◆ GIVEN EXERCISE
Return the full material exactly.

◆ GIVEN INFORMATION
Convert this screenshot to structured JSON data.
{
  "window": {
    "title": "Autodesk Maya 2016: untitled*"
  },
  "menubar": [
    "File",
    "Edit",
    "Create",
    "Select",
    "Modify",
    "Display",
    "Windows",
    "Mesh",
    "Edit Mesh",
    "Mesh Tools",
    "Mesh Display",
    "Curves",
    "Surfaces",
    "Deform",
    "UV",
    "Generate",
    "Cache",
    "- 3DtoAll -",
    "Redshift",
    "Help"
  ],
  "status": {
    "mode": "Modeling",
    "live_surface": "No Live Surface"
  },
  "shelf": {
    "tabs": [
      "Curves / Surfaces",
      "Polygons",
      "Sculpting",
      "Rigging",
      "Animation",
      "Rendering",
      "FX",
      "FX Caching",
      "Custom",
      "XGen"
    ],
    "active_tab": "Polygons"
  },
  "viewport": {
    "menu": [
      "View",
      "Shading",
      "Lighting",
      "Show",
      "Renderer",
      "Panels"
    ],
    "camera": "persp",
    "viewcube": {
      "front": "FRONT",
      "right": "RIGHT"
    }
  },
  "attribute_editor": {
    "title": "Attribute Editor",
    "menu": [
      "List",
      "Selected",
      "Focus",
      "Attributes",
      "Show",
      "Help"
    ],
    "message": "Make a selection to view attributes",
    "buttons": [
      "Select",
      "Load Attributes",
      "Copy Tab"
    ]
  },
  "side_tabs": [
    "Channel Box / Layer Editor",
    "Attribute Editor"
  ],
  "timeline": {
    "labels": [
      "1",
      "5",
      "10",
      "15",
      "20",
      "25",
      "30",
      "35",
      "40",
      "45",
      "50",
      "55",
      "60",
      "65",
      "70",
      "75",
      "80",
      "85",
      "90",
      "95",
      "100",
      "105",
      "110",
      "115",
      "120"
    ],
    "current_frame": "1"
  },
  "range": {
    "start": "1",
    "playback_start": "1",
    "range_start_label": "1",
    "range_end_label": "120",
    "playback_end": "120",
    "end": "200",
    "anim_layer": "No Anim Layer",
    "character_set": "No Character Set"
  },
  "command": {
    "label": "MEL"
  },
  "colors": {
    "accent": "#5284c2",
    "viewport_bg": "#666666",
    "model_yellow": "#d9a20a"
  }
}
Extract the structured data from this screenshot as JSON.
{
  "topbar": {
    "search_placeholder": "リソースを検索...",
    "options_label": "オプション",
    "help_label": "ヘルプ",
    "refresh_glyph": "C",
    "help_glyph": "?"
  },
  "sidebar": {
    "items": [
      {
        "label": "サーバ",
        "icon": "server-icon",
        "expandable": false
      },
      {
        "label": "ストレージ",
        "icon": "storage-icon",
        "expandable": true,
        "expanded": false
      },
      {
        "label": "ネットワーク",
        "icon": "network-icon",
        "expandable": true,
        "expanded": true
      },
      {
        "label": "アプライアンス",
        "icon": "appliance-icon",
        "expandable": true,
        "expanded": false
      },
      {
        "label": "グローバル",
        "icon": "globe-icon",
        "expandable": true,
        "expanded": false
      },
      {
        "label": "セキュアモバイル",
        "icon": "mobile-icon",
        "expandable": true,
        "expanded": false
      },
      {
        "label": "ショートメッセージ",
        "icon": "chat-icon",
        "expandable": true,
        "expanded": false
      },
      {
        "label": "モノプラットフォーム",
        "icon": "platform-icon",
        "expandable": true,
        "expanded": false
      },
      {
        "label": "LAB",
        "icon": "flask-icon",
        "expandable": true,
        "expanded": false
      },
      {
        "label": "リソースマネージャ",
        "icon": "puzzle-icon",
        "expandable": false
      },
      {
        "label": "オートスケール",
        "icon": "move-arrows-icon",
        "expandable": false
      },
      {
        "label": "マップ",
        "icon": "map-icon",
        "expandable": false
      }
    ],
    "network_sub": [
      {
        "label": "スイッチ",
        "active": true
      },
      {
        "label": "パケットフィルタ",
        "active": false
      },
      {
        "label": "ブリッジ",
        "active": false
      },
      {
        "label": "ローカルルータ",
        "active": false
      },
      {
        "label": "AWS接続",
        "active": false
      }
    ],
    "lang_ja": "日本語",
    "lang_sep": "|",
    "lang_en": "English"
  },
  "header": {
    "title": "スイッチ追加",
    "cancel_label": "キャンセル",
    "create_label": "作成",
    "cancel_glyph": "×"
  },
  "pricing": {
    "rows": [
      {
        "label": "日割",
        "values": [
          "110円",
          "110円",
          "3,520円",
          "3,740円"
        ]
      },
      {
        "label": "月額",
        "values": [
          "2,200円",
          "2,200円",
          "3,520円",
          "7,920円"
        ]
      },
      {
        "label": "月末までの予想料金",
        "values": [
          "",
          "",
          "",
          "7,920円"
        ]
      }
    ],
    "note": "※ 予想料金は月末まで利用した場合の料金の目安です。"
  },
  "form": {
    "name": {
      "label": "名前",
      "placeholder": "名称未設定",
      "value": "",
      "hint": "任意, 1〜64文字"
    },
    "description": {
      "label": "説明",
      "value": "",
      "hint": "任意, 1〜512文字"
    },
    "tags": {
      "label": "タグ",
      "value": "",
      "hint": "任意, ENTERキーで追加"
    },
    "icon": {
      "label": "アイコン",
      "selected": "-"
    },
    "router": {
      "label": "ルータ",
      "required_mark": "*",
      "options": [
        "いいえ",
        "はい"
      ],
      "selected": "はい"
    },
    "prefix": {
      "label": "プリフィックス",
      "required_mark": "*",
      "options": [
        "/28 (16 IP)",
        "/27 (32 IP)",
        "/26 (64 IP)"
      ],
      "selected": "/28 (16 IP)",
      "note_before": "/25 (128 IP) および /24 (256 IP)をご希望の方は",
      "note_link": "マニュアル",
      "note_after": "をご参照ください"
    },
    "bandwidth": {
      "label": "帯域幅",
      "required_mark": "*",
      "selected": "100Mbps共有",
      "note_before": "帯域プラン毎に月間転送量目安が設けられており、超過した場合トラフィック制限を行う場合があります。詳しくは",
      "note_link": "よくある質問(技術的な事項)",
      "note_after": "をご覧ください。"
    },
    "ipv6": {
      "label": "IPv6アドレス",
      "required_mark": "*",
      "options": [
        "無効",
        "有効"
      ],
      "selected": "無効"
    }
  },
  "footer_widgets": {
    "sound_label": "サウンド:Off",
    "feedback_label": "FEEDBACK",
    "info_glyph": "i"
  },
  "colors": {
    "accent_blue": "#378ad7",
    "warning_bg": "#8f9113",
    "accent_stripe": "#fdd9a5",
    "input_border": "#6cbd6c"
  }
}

◆ EXERCISE RESULT
Convert this screenshot to structured JSON data.
{
  "window": {
    "title": "Autodesk Maya 2016: untitled*"
  },
  "menubar": [
    "File",
    "Edit",
    "Create",
    "Select",
    "Modify",
    "Display",
    "Windows",
    "Mesh",
    "Edit Mesh",
    "Mesh Tools",
    "Mesh Display",
    "Curves",
    "Surfaces",
    "Deform",
    "UV",
    "Generate",
    "Cache",
    "- 3DtoAll -",
    "Redshift",
    "Help"
  ],
  "status": {
    "mode": "Modeling",
    "live_surface": "No Live Surface"
  },
  "shelf": {
    "tabs": [
      "Curves / Surfaces",
      "Polygons",
      "Sculpting",
      "Rigging",
      "Animation",
      "Rendering",
      "FX",
      "FX Caching",
      "Custom",
      "XGen"
    ],
    "active_tab": "Polygons"
  },
  "viewport": {
    "menu": [
      "View",
      "Shading",
      "Lighting",
      "Show",
      "Renderer",
      "Panels"
    ],
    "camera": "persp",
    "viewcube": {
      "front": "FRONT",
      "right": "RIGHT"
    }
  },
  "attribute_editor": {
    "title": "Attribute Editor",
    "menu": [
      "List",
      "Selected",
      "Focus",
      "Attributes",
      "Show",
      "Help"
    ],
    "message": "Make a selection to view attributes",
    "buttons": [
      "Select",
      "Load Attributes",
      "Copy Tab"
    ]
  },
  "side_tabs": [
    "Channel Box / Layer Editor",
    "Attribute Editor"
  ],
  "timeline": {
    "labels": [
      "1",
      "5",
      "10",
      "15",
      "20",
      "25",
      "30",
      "35",
      "40",
      "45",
      "50",
      "55",
      "60",
      "65",
      "70",
      "75",
      "80",
      "85",
      "90",
      "95",
      "100",
      "105",
      "110",
      "115",
      "120"
    ],
    "current_frame": "1"
  },
  "range": {
    "start": "1",
    "playback_start": "1",
    "range_start_label": "1",
    "range_end_label": "120",
    "playback_end": "120",
    "end": "200",
    "anim_layer": "No Anim Layer",
    "character_set": "No Character Set"
  },
  "command": {
    "label": "MEL"
  },
  "colors": {
    "accent": "#5284c2",
    "viewport_bg": "#666666",
    "model_yellow": "#d9a20a"
  }
}
Extract the structured data from this screenshot as JSON.
{
  "topbar": {
    "search_placeholder": "リソースを検索...",
    "options_label": "オプション",
    "help_label": "ヘルプ",
    "refresh_glyph": "C",
    "help_glyph": "?"
  },
  "sidebar": {
    "items": [
      {
        "label": "サーバ",
        "icon": "server-icon",
        "expandable": false
      },
      {
        "label": "ストレージ",
        "icon": "storage-icon",
        "expandable": true,
        "expanded": false
      },
      {
        "label": "ネットワーク",
        "icon": "network-icon",
        "expandable": true,
        "expanded": true
      },
      {
        "label": "アプライアンス",
        "icon": "appliance-icon",
        "expandable": true,
        "expanded": false
      },
      {
        "label": "グローバル",
        "icon": "globe-icon",
        "expandable": true,
        "expanded": false
      },
      {
        "label": "セキュアモバイル",
        "icon": "mobile-icon",
        "expandable": true,
        "expanded": false
      },
      {
        "label": "ショートメッセージ",
        "icon": "chat-icon",
        "expandable": true,
        "expanded": false
      },
      {
        "label": "モノプラットフォーム",
        "icon": "platform-icon",
        "expandable": true,
        "expanded": false
      },
      {
        "label": "LAB",
        "icon": "flask-icon",
        "expandable": true,
        "expanded": false
      },
      {
        "label": "リソースマネージャ",
        "icon": "puzzle-icon",
        "expandable": false
      },
      {
        "label": "オートスケール",
        "icon": "move-arrows-icon",
        "expandable": false
      },
      {
        "label": "マップ",
        "icon": "map-icon",
        "expandable": false
      }
    ],
    "network_sub": [
      {
        "label": "スイッチ",
        "active": true
      },
      {
        "label": "パケットフィルタ",
        "active": false
      },
      {
        "label": "ブリッジ",
        "active": false
      },
      {
        "label": "ローカルルータ",
        "active": false
      },
      {
        "label": "AWS接続",
        "active": false
      }
    ],
    "lang_ja": "日本語",
    "lang_sep": "|",
    "lang_en": "English"
  },
  "header": {
    "title": "スイッチ追加",
    "cancel_label": "キャンセル",
    "create_label": "作成",
    "cancel_glyph": "×"
  },
  "pricing": {
    "rows": [
      {
        "label": "日割",
        "values": [
          "110円",
          "110円",
          "3,520円",
          "3,740円"
        ]
      },
      {
        "label": "月額",
        "values": [
          "2,200円",
          "2,200円",
          "3,520円",
          "7,920円"
        ]
      },
      {
        "label": "月末までの予想料金",
        "values": [
          "",
          "",
          "",
          "7,920円"
        ]
      }
    ],
    "note": "※ 予想料金は月末まで利用した場合の料金の目安です。"
  },
  "form": {
    "name": {
      "label": "名前",
      "placeholder": "名称未設定",
      "value": "",
      "hint": "任意, 1〜64文字"
    },
    "description": {
      "label": "説明",
      "value": "",
      "hint": "任意, 1〜512文字"
    },
    "tags": {
      "label": "タグ",
      "value": "",
      "hint": "任意, ENTERキーで追加"
    },
    "icon": {
      "label": "アイコン",
      "selected": "-"
    },
    "router": {
      "label": "ルータ",
      "required_mark": "*",
      "options": [
        "いいえ",
        "はい"
      ],
      "selected": "はい"
    },
    "prefix": {
      "label": "プリフィックス",
      "required_mark": "*",
      "options": [
        "/28 (16 IP)",
        "/27 (32 IP)",
        "/26 (64 IP)"
      ],
      "selected": "/28 (16 IP)",
      "note_before": "/25 (128 IP) および /24 (256 IP)をご希望の方は",
      "note_link": "マニュアル",
      "note_after": "をご参照ください"
    },
    "bandwidth": {
      "label": "帯域幅",
      "required_mark": "*",
      "selected": "100Mbps共有",
      "note_before": "帯域プラン毎に月間転送量目安が設けられており、超過した場合トラフィック制限を行う場合があります。詳しくは",
      "note_link": "よくある質問(技術的な事項)",
      "note_after": "をご覧ください。"
    },
    "ipv6": {
      "label": "IPv6アドレス",
      "required_mark": "*",
      "options": [
        "無効",
        "有効"
      ],
      "selected": "無効"
    }
  },
  "footer_widgets": {
    "sound_label": "サウンド:Off",
    "feedback_label": "FEEDBACK",
    "info_glyph": "i"
  },
  "colors": {
    "accent_blue": "#378ad7",
    "warning_bg": "#8f9113",
    "accent_stripe": "#fdd9a5",
    "input_border": "#6cbd6c"
  }
}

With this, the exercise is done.